• [Problem]: Please update the listing from the line with "contour-label: 0.00 [556,305,587,321]" up to and including the line with "contour-label: -0.80 [682,514,718,530]" by changing every "patch-positive" to "positive-patch" and keeping everything else the same. Return only those lines.

start Raw records

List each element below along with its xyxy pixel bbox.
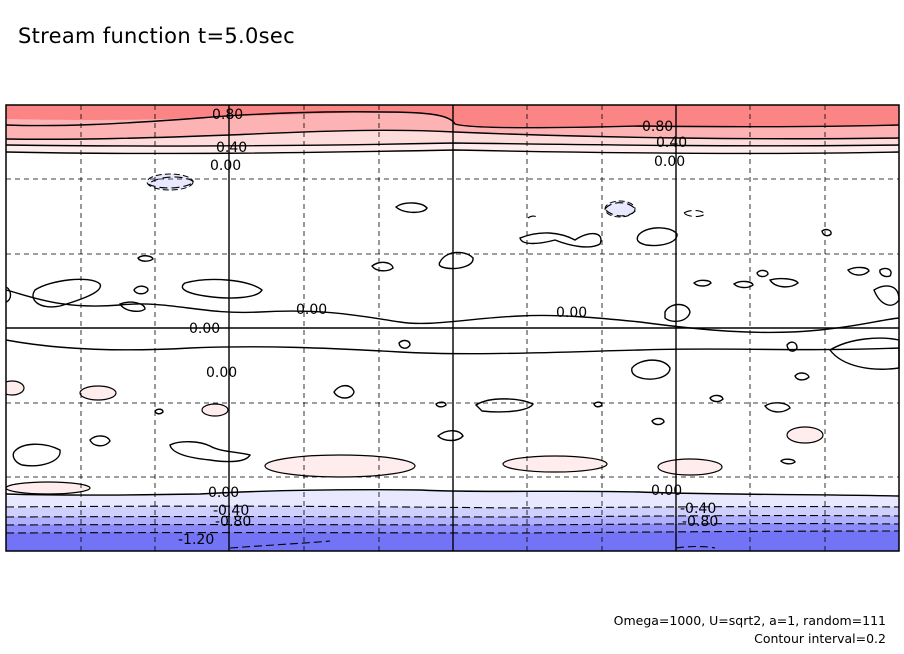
contour-label: 0.00 [556,305,587,321]
contour-label: -0.80 [215,514,251,530]
contour-label: 0.00 [210,158,241,174]
contour-label: 0.00 [654,154,685,170]
major-grid-lines [6,105,899,551]
patch-positive [79,385,117,401]
patch-positive [657,458,723,476]
grid-lines [6,105,899,551]
patch-positive [786,426,824,444]
patch-positive [6,481,91,495]
contour-labels: 0.800.400.000.800.400.000.000.000.000.00… [178,107,718,548]
contour-label: 0.00 [189,321,220,337]
patch-negative [146,173,194,191]
contour-label: 0.00 [206,365,237,381]
contour-label: -0.80 [682,514,718,530]
patch-positive [6,380,25,396]
contour-label: 0.80 [212,107,243,123]
contour-label: 0.80 [642,119,673,135]
contour-label: -0.40 [213,503,249,519]
contour-interval-note: Contour interval=0.2 [754,631,886,646]
plot-frame [5,104,900,552]
negative-contours [5,176,900,549]
contour-label: 0.00 [651,483,682,499]
chart-title: Stream function t=5.0sec [18,24,295,48]
contour-label: 0.40 [656,135,687,151]
patch-positive [201,403,229,417]
contour-label: 0.00 [208,485,239,501]
contour-label: 0.00 [296,302,327,318]
contour-label: -1.20 [178,532,214,548]
contour-lines [5,111,900,497]
parameters-note: Omega=1000, U=sqrt2, a=1, random=111 [613,613,886,628]
patch-positive [502,455,608,473]
contour-label: 0.40 [216,140,247,156]
contour-label: -0.40 [680,501,716,517]
patch-positive [264,454,416,478]
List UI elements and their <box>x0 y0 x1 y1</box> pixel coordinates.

end Raw records

• [Result below]:
contour-label: 0.00 [556,305,587,321]
contour-label: -0.80 [215,514,251,530]
contour-label: 0.00 [210,158,241,174]
contour-label: 0.00 [654,154,685,170]
major-grid-lines [6,105,899,551]
positive-patch [79,385,117,401]
positive-patch [657,458,723,476]
grid-lines [6,105,899,551]
positive-patch [786,426,824,444]
positive-patch [6,481,91,495]
contour-labels: 0.800.400.000.800.400.000.000.000.000.00… [178,107,718,548]
contour-label: 0.00 [189,321,220,337]
patch-negative [146,173,194,191]
contour-label: 0.00 [206,365,237,381]
contour-label: -0.80 [682,514,718,530]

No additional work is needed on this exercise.